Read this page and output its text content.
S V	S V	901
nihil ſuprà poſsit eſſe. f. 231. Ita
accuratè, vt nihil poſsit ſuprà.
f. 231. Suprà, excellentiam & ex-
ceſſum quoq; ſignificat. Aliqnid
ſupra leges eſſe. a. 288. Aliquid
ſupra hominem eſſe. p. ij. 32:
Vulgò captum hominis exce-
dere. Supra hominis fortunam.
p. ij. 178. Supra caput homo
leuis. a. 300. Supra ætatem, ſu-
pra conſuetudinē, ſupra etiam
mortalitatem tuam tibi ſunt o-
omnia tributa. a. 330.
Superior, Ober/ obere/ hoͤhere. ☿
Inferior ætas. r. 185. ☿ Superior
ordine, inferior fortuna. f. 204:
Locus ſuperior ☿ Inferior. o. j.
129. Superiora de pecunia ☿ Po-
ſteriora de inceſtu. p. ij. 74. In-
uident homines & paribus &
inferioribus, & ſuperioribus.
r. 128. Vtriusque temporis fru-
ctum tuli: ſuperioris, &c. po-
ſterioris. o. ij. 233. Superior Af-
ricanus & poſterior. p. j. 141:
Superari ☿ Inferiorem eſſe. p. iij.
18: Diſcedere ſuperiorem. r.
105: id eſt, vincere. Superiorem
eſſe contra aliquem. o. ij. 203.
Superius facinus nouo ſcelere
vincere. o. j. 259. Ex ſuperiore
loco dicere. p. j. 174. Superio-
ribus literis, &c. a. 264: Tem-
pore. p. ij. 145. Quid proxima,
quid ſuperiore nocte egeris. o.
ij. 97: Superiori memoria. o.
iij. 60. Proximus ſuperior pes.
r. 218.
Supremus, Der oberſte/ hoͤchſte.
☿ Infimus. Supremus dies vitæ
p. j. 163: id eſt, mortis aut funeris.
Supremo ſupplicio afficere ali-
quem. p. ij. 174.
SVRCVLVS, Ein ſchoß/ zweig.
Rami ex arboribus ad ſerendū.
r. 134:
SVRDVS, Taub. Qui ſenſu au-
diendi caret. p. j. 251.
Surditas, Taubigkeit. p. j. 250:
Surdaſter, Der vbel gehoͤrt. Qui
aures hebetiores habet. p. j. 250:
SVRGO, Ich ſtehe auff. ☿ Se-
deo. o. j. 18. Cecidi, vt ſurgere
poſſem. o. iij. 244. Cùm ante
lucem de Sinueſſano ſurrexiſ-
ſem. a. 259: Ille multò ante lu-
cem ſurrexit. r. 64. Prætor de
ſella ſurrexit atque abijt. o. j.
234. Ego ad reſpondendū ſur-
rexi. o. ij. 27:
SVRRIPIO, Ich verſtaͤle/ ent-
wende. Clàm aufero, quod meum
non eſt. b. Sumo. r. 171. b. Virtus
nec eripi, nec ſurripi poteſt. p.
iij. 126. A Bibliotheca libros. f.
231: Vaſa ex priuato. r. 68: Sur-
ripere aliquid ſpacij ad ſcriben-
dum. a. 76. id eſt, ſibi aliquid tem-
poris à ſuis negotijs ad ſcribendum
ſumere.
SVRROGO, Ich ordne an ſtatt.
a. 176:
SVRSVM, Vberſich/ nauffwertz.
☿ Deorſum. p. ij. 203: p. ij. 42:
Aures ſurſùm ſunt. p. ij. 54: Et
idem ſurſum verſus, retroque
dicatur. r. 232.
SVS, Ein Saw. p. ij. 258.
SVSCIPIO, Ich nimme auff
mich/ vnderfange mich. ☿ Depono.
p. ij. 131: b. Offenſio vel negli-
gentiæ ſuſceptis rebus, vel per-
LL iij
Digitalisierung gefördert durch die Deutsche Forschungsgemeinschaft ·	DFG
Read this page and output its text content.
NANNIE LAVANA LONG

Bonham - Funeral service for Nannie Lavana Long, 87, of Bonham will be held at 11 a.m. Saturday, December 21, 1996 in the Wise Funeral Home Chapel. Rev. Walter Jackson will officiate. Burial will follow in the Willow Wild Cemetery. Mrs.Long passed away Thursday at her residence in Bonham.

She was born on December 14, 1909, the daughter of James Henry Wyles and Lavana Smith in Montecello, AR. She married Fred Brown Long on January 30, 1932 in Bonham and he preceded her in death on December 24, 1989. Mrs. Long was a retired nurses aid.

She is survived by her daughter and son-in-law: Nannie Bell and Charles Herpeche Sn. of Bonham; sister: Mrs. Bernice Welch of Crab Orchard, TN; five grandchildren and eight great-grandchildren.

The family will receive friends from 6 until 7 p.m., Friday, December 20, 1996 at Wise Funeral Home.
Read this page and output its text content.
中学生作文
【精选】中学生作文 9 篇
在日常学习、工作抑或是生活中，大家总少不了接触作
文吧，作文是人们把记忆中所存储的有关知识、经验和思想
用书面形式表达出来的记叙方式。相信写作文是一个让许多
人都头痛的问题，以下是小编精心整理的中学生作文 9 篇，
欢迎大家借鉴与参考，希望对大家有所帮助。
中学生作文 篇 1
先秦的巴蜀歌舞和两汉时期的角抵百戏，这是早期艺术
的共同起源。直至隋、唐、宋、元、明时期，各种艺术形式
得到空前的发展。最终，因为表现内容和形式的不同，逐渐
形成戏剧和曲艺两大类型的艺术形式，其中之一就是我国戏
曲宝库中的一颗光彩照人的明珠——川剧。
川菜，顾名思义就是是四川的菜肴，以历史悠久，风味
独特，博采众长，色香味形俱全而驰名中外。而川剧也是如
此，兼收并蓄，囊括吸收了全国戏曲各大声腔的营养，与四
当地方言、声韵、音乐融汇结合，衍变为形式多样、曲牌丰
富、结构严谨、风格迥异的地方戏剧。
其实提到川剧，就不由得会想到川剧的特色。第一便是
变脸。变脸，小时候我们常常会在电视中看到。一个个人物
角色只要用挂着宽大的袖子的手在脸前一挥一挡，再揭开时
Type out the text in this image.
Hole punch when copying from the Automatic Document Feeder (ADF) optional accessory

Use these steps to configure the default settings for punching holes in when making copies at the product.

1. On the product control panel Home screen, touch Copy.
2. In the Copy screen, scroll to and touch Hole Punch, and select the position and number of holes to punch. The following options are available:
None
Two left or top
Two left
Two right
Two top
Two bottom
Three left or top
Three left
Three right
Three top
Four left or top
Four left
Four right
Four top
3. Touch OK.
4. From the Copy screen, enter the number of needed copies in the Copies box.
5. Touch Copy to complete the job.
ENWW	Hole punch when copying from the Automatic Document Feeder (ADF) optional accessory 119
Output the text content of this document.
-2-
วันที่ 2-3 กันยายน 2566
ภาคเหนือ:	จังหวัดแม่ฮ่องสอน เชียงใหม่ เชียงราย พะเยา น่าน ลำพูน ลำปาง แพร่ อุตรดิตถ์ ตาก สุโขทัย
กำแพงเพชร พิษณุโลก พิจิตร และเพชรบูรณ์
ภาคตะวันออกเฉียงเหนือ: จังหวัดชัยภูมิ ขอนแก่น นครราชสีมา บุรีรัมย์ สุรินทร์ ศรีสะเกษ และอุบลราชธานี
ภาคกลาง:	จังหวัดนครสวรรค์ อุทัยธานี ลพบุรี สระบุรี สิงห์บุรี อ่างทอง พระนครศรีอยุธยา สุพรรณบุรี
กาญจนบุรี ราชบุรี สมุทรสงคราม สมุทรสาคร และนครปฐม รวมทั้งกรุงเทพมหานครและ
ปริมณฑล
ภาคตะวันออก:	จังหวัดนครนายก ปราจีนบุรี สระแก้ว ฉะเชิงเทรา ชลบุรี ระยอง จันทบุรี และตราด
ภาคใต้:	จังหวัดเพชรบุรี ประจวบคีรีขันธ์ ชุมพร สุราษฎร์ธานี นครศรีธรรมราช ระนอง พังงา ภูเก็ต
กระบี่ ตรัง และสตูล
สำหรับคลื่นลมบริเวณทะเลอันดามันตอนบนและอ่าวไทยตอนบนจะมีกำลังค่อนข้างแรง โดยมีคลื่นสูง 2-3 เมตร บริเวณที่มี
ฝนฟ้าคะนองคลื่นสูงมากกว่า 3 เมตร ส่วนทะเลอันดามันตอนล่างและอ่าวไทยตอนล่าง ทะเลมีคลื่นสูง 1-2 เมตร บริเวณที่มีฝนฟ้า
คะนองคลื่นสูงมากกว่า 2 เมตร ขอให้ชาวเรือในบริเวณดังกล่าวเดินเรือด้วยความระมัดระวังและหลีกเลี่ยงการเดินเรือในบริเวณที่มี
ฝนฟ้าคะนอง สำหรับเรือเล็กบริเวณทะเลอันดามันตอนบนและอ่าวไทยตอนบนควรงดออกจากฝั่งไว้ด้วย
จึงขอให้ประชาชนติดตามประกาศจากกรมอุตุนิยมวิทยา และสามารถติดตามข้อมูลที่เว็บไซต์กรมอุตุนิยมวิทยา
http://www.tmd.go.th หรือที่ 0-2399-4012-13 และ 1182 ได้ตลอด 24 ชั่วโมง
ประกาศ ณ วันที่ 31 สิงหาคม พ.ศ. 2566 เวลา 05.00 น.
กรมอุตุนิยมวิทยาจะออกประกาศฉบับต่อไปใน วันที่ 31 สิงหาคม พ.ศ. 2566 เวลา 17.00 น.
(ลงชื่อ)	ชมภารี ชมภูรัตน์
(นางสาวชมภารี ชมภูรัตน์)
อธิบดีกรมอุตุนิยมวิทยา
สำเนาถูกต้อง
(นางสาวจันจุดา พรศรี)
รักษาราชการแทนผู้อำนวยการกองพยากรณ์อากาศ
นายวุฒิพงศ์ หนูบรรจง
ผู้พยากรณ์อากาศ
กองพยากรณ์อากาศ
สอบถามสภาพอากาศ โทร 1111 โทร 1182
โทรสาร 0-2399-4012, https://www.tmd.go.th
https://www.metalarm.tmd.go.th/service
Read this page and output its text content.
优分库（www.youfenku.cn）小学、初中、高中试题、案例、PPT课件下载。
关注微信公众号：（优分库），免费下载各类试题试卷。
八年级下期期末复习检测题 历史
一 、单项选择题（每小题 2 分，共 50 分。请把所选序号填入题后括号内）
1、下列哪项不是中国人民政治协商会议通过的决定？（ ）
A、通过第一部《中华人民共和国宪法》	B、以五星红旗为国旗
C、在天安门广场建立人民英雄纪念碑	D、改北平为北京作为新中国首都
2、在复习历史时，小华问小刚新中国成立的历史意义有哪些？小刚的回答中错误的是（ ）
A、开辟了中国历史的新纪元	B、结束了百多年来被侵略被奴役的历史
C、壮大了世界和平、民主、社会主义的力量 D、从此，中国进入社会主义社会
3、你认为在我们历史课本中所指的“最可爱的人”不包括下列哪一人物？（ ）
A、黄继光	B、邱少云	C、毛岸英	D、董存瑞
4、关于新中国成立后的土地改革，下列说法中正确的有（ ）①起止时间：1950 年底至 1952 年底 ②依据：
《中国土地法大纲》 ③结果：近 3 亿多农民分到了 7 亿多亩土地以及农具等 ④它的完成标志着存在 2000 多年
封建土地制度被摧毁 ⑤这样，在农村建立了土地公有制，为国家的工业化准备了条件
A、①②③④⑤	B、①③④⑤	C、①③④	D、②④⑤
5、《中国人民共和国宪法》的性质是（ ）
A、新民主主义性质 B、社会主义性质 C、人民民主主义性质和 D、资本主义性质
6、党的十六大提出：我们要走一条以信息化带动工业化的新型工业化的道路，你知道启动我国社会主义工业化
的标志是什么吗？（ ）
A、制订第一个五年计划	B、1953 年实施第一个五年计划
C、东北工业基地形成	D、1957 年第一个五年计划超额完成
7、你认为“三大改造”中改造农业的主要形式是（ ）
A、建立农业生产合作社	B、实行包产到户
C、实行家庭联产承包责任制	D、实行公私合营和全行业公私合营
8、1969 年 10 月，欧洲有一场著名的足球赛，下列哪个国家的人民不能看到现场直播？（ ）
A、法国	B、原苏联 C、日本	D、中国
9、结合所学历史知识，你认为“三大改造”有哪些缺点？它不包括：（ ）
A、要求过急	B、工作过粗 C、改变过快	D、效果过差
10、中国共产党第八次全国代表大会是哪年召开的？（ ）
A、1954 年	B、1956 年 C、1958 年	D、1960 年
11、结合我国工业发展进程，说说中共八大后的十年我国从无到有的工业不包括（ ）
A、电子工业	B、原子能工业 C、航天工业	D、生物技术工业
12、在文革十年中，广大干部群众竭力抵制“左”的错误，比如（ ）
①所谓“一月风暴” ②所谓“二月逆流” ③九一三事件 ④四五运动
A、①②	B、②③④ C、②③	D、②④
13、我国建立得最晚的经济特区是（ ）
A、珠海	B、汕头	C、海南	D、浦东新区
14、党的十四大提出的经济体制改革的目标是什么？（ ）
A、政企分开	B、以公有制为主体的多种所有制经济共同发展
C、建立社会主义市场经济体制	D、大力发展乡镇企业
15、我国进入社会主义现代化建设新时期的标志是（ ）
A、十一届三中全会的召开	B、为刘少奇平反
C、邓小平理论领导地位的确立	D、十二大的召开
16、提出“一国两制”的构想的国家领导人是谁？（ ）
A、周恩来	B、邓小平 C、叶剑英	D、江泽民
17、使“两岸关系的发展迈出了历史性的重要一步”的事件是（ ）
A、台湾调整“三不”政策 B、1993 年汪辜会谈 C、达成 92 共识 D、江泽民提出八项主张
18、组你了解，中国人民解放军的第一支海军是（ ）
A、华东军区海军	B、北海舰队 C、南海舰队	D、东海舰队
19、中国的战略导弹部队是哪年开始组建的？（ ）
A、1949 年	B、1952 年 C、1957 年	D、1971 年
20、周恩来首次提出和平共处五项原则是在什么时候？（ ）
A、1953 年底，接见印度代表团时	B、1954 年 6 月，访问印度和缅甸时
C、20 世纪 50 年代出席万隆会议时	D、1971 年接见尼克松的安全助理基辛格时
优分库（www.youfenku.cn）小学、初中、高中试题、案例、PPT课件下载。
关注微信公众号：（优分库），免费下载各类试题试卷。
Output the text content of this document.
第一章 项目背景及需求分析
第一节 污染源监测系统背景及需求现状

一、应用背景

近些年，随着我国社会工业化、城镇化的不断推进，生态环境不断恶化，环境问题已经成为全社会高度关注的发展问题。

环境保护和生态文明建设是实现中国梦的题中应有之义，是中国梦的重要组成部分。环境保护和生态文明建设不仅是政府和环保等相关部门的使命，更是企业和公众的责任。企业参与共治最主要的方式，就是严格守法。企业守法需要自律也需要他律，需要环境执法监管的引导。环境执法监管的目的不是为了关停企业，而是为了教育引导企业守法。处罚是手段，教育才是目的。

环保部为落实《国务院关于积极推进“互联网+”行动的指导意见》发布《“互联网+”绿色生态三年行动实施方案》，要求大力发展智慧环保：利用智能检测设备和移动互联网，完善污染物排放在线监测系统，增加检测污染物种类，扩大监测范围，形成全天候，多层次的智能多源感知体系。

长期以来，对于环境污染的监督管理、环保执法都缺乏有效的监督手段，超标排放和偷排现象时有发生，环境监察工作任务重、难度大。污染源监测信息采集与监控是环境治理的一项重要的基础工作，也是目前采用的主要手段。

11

◆ EXERCISE DESCRIPTION
Scan the entries above. Copy each line that has the string "สำหร".

◆ FINISHED TASK
สำหรับคลื่นลมบริเวณทะเลอันดามันตอนบนและอ่าวไทยตอนบนจะมีกำลังค่อนข้างแรง โดยมีคลื่นสูง 2-3 เมตร บริเวณที่มี
ฝนฟ้าคะนอง สำหรับเรือเล็กบริเวณทะเลอันดามันตอนบนและอ่าวไทยตอนบนควรงดออกจากฝั่งไว้ด้วย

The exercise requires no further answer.